Among the records below, find each line that includes the string "structured" and copy it.

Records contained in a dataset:
[Begin]

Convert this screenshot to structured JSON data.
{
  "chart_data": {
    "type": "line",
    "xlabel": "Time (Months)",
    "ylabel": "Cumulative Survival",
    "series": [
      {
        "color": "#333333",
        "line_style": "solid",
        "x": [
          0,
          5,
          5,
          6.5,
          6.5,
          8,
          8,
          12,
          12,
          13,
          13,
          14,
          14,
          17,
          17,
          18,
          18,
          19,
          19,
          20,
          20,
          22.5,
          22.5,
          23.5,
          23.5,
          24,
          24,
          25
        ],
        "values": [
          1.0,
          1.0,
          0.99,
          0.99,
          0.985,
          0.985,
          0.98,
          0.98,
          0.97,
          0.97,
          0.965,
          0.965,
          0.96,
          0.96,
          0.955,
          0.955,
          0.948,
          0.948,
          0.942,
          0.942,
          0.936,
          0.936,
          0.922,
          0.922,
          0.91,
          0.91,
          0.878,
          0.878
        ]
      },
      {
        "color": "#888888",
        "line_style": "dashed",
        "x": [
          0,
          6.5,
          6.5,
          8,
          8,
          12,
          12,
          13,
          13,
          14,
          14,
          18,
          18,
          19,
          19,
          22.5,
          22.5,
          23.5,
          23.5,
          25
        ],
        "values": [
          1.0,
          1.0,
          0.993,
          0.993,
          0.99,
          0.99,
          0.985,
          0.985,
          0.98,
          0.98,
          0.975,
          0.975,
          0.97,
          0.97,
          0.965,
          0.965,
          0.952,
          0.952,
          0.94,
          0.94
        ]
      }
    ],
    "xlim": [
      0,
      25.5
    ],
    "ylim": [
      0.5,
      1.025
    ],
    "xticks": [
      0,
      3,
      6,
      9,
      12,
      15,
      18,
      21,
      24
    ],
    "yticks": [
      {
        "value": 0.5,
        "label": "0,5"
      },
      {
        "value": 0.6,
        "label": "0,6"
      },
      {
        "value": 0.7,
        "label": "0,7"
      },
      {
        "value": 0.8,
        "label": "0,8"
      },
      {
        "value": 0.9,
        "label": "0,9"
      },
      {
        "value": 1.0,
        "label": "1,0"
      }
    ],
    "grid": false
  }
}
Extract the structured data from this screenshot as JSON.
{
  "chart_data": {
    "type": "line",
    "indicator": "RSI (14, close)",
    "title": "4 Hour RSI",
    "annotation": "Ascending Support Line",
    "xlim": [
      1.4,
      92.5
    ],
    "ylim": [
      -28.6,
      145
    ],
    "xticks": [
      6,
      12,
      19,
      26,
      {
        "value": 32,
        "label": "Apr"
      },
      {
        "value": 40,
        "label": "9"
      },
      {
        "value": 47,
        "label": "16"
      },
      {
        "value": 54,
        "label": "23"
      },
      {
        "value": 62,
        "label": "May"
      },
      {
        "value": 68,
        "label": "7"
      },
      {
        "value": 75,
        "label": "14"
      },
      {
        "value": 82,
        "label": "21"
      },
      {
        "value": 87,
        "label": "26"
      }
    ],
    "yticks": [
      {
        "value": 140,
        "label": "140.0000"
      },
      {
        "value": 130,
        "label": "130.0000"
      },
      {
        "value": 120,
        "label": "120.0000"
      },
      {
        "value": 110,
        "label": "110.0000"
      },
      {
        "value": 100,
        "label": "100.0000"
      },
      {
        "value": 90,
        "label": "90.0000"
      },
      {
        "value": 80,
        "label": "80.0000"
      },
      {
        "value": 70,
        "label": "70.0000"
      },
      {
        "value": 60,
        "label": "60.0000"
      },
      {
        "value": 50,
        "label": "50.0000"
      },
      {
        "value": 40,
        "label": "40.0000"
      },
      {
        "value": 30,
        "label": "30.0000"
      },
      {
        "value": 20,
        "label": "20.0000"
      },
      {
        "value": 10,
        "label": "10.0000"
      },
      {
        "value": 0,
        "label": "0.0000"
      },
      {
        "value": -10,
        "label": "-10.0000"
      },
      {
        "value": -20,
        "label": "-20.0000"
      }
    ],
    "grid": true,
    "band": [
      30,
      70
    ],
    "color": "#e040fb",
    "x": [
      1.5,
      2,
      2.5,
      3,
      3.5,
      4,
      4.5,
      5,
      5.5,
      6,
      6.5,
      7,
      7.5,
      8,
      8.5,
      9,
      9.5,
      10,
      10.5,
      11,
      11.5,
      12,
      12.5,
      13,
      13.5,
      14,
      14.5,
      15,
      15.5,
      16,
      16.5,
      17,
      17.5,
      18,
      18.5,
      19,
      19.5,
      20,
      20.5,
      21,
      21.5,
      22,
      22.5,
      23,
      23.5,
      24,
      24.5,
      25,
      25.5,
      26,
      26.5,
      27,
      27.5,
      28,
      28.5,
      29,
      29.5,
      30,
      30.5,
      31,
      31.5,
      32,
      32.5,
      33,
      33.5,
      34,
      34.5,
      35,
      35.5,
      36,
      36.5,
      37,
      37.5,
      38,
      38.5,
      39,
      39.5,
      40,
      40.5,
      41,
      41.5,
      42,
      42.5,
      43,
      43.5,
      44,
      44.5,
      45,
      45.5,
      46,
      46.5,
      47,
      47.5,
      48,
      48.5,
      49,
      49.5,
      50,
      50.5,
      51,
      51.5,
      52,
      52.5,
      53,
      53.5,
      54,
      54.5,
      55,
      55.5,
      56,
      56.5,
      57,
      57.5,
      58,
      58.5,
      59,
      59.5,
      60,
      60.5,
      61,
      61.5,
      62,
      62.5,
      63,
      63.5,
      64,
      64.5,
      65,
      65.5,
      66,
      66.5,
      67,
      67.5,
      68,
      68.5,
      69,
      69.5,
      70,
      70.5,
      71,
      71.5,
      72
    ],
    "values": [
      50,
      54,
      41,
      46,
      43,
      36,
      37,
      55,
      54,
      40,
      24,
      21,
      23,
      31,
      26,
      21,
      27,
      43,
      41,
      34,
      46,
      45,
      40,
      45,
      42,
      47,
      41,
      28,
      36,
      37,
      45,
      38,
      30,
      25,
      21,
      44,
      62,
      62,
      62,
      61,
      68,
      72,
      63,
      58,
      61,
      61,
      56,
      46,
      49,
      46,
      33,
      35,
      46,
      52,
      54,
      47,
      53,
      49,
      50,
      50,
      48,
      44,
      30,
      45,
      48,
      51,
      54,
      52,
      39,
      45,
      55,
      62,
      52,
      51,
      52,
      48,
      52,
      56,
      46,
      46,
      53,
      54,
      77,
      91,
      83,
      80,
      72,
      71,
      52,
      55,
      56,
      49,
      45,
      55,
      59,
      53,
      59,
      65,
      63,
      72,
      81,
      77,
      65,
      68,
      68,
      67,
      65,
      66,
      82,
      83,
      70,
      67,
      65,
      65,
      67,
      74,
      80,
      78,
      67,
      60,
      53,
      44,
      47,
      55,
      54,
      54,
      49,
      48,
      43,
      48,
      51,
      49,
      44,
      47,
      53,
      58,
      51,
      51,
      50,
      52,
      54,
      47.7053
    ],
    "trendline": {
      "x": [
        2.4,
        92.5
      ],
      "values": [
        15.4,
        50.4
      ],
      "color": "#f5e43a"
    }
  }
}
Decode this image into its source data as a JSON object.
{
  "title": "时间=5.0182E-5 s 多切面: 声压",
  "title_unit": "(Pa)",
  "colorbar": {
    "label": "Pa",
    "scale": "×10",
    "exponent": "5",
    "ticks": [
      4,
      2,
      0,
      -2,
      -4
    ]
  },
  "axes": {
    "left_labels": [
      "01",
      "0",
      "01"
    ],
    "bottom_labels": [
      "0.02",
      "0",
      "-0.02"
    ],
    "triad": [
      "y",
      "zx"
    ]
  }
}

[End]

_Expected answer_:
Convert this screenshot to structured JSON data.
Extract the structured data from this screenshot as JSON.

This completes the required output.